Records about charts and figures:
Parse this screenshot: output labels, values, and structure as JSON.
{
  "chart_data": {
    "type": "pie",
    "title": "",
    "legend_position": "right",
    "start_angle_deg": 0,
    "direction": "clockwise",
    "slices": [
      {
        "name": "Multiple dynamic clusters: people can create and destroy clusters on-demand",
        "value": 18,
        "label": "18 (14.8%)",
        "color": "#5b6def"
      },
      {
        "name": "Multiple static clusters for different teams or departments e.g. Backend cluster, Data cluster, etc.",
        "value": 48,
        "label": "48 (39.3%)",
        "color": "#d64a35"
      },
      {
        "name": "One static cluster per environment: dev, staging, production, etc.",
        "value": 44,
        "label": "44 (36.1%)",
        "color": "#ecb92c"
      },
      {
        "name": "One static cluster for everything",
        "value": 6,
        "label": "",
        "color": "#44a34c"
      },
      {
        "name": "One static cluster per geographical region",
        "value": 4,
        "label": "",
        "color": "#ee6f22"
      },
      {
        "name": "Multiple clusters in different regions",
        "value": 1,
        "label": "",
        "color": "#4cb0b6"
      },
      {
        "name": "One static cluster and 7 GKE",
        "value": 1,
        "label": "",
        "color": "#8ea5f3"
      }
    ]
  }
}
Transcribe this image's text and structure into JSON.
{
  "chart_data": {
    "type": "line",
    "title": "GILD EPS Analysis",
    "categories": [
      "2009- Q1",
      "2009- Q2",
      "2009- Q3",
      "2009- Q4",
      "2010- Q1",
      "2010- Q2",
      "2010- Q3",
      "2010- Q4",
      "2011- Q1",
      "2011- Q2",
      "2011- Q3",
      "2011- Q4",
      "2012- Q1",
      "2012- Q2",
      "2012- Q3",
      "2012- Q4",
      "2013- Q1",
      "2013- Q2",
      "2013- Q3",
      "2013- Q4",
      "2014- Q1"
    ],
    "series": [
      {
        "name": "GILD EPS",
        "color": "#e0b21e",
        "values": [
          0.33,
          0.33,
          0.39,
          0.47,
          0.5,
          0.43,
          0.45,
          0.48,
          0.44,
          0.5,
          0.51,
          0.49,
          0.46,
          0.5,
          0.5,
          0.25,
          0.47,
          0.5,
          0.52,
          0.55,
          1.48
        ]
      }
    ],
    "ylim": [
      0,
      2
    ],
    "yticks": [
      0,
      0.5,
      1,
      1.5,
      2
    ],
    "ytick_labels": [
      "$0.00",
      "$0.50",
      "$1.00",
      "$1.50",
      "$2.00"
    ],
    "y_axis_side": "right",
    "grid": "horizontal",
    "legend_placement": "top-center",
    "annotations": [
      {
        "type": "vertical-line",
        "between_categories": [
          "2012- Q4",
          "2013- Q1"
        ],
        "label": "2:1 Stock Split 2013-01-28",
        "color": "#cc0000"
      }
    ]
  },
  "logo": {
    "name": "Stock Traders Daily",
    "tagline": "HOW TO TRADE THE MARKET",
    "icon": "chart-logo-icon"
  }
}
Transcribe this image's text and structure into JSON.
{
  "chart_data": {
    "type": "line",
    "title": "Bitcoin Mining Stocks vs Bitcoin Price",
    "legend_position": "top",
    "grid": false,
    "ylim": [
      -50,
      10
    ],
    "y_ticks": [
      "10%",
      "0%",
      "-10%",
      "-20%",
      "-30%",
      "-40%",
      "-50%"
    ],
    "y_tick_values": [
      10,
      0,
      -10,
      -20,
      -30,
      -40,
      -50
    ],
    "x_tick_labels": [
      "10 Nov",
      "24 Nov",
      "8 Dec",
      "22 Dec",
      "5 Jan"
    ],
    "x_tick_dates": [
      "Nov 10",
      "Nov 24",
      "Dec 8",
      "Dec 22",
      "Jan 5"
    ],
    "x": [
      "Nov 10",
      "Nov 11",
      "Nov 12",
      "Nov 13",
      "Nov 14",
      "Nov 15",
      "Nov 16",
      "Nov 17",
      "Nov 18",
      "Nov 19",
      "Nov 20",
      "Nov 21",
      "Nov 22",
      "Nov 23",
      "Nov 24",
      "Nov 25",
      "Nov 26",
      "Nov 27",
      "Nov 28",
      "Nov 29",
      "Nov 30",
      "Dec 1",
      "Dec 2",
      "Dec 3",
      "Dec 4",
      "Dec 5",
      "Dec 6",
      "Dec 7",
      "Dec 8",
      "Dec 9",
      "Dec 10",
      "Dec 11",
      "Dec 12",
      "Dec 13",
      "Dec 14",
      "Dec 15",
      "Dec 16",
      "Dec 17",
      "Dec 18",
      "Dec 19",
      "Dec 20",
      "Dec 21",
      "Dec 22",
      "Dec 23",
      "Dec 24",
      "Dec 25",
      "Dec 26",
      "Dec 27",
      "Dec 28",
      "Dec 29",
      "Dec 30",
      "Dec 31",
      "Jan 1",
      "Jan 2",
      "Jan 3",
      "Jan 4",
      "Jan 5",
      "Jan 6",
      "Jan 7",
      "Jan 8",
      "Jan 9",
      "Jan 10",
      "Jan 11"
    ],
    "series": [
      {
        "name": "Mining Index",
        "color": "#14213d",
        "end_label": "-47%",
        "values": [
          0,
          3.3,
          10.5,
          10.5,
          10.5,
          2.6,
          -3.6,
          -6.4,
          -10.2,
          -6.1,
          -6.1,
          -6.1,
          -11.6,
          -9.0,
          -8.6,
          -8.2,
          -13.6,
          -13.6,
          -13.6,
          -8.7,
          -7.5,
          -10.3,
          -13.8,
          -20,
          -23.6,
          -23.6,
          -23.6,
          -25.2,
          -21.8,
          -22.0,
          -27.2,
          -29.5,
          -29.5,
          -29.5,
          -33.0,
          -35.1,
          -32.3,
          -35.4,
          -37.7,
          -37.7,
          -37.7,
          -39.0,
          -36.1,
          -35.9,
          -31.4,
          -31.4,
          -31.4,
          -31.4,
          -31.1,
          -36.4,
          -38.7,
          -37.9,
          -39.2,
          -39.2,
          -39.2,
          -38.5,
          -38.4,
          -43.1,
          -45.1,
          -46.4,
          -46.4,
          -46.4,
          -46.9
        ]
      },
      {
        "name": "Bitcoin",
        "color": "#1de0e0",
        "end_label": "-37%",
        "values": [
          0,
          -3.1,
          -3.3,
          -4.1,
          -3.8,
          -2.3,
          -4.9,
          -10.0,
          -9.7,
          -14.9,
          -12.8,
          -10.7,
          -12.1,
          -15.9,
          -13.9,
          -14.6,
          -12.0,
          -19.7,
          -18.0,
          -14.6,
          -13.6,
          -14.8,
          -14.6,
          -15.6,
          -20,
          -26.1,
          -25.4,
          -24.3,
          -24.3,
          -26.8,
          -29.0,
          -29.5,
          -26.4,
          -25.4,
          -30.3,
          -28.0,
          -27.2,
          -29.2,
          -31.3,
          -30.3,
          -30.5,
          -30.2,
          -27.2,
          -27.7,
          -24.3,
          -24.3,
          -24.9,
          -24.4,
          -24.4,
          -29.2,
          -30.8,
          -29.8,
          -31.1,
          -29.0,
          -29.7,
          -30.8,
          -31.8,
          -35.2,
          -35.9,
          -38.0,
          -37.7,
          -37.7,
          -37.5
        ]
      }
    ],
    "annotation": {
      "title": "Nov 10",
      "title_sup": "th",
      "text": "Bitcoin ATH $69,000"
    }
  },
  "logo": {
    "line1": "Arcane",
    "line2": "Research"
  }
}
...
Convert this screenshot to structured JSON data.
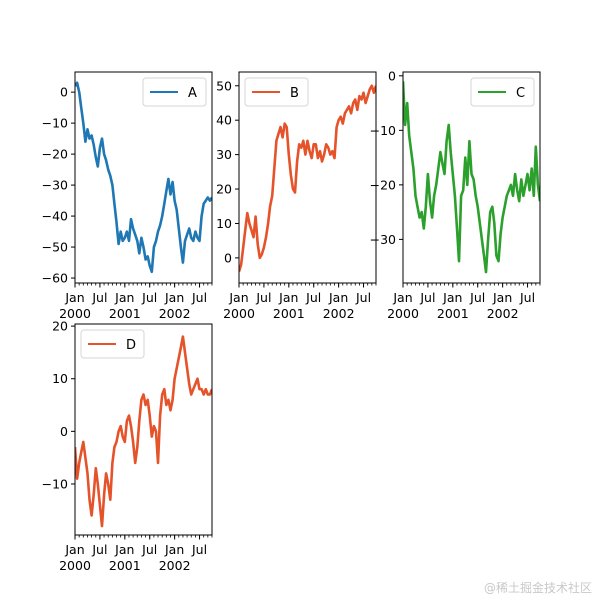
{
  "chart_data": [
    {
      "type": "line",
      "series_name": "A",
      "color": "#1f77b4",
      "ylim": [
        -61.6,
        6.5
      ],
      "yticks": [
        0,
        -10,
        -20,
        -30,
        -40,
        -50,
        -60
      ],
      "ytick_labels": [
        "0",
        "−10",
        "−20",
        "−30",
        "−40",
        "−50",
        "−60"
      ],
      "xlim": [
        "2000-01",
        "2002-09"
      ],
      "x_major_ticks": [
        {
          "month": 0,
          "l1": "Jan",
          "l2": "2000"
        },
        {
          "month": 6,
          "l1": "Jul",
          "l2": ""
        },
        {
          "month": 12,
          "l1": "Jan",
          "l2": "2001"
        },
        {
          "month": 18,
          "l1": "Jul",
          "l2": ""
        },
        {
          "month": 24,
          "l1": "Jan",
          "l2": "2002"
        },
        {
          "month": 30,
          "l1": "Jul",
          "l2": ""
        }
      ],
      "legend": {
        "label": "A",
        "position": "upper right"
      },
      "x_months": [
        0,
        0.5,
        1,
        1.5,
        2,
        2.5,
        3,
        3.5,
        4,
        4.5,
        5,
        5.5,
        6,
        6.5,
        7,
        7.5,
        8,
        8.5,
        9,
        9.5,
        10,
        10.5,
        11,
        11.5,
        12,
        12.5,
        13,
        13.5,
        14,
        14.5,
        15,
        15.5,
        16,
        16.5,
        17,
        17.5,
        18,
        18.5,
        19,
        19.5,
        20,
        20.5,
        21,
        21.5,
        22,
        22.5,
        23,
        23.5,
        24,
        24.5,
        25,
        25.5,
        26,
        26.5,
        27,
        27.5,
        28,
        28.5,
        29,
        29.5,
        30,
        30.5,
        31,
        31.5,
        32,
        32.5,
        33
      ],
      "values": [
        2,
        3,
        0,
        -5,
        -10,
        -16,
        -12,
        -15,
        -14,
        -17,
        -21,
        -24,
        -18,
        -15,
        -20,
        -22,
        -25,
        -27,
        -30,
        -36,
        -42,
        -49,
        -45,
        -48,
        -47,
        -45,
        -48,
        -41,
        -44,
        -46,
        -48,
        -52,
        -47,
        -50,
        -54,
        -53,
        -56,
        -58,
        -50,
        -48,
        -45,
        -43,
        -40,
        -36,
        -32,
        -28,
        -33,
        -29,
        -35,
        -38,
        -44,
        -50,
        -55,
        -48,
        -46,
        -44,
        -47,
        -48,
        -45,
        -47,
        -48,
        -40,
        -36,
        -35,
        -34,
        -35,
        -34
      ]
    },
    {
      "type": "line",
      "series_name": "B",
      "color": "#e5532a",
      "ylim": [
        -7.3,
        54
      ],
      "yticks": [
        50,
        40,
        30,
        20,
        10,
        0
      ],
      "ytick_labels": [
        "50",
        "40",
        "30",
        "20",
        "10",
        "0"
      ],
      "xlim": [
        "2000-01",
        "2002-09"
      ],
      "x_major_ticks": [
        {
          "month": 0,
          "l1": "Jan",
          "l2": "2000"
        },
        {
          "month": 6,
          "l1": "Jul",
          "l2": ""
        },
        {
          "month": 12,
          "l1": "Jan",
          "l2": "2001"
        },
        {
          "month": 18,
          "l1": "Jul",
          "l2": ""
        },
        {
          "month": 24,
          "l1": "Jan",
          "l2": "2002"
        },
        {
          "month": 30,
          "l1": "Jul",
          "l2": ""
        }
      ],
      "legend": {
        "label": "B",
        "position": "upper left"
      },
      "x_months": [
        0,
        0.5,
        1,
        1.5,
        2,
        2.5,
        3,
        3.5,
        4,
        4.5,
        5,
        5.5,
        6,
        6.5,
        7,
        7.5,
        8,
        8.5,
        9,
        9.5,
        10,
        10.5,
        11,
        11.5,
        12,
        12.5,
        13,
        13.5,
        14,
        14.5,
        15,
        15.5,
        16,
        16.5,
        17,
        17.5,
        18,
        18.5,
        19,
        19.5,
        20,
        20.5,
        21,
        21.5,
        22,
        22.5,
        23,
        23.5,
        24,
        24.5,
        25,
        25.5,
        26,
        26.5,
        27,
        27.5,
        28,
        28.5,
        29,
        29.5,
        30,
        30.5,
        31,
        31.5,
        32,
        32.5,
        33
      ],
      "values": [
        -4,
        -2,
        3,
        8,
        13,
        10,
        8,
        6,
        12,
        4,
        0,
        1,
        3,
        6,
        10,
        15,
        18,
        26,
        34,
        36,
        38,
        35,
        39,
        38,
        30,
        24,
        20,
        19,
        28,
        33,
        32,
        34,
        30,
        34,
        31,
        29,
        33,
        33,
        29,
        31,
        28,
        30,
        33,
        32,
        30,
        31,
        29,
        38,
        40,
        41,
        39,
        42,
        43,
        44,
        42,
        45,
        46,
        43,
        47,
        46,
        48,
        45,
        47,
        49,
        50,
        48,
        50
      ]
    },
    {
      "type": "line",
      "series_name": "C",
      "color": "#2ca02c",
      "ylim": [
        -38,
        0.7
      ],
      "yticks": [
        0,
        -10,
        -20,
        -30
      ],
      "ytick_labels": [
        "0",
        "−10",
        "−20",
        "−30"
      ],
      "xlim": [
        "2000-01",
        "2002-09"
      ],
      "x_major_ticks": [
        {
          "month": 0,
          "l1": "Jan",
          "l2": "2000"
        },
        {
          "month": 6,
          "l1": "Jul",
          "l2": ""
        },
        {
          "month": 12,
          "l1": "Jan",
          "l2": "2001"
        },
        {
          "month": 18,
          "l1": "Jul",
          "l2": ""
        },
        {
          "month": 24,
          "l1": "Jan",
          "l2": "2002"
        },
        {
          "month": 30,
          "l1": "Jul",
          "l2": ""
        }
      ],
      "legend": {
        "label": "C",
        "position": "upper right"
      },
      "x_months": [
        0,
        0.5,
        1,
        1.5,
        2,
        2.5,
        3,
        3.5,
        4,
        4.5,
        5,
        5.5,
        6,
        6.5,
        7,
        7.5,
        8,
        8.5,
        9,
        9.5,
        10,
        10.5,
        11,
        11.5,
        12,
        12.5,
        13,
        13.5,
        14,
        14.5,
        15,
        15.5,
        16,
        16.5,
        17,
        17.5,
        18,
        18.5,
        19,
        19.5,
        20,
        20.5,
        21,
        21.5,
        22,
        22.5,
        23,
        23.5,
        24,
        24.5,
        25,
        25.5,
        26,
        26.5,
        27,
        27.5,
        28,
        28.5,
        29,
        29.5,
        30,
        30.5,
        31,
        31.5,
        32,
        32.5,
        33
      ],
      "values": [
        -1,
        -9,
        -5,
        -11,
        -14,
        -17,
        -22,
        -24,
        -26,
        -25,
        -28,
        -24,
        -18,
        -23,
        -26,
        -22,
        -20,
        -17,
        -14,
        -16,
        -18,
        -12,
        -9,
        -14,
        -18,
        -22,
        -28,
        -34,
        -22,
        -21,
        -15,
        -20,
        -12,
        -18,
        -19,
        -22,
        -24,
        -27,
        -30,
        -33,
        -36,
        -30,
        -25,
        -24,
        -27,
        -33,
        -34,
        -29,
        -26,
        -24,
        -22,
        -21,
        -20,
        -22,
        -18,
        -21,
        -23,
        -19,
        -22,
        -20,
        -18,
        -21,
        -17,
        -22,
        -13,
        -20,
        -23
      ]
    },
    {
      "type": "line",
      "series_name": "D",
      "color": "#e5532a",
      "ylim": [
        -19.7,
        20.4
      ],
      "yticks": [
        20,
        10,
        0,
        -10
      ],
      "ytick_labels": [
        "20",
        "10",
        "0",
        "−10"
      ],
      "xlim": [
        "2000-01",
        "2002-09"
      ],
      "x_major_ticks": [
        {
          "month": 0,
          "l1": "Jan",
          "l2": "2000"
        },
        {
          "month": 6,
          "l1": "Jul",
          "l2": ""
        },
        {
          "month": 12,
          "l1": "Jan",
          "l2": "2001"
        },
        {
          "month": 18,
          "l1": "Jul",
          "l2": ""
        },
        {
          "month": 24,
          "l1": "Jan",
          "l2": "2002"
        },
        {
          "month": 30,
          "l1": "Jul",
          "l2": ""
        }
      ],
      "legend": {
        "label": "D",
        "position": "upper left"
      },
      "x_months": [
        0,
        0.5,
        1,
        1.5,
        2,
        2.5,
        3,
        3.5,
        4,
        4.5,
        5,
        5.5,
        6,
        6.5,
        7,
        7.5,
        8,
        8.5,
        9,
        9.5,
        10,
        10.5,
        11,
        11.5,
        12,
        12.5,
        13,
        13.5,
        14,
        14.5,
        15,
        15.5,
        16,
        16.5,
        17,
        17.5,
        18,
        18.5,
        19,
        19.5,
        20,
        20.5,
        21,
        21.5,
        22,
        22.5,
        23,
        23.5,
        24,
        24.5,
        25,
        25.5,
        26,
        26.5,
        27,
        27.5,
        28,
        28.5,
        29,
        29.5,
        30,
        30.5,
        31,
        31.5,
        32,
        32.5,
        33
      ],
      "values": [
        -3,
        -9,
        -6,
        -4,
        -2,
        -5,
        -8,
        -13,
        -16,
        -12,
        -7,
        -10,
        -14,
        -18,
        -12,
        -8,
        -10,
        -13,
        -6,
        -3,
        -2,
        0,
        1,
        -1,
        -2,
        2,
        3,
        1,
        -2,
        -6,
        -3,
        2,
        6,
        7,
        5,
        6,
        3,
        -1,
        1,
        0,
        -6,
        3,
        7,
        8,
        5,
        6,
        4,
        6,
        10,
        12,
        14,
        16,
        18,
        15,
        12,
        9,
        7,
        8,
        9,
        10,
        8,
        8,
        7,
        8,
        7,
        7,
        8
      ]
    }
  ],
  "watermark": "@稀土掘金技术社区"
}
...
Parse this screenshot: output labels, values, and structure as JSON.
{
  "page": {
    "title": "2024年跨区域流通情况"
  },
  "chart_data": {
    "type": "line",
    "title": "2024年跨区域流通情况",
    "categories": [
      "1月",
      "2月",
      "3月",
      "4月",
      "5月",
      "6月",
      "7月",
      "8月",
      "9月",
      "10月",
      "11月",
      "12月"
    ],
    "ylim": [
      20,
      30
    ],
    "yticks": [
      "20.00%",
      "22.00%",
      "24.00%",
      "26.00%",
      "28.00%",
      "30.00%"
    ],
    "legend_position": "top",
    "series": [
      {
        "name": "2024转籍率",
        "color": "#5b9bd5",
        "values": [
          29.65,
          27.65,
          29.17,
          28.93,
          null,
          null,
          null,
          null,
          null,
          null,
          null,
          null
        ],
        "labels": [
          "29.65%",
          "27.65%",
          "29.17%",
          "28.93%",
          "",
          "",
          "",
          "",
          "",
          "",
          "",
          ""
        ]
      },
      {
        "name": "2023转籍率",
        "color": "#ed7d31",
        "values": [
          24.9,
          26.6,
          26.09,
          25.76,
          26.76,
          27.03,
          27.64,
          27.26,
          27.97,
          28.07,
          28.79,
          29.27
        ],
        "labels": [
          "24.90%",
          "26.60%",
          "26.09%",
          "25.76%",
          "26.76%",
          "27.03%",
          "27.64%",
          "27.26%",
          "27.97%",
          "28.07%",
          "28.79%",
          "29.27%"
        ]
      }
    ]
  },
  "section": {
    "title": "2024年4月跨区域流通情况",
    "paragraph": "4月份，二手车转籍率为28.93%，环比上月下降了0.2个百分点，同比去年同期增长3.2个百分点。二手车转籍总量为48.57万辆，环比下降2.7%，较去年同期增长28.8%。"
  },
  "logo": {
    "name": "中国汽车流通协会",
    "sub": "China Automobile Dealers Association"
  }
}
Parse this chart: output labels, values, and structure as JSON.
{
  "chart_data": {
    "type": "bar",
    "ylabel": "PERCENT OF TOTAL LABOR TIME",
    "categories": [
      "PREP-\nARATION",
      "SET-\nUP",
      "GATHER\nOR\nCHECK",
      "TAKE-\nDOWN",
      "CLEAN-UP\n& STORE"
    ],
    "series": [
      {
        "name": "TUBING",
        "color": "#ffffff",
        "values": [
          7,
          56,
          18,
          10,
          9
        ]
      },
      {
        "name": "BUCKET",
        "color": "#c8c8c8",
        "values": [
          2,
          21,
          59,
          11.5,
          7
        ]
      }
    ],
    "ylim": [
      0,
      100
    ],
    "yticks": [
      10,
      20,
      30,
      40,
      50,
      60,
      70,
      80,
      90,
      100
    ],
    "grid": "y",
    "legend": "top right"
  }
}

• _PROBLEM STATEMENT_
Look above for every line with the word "Mining" and copy it.

• _WRITTEN ANSWER_
    "title": "Bitcoin Mining Stocks vs Bitcoin Price",
        "name": "Mining Index",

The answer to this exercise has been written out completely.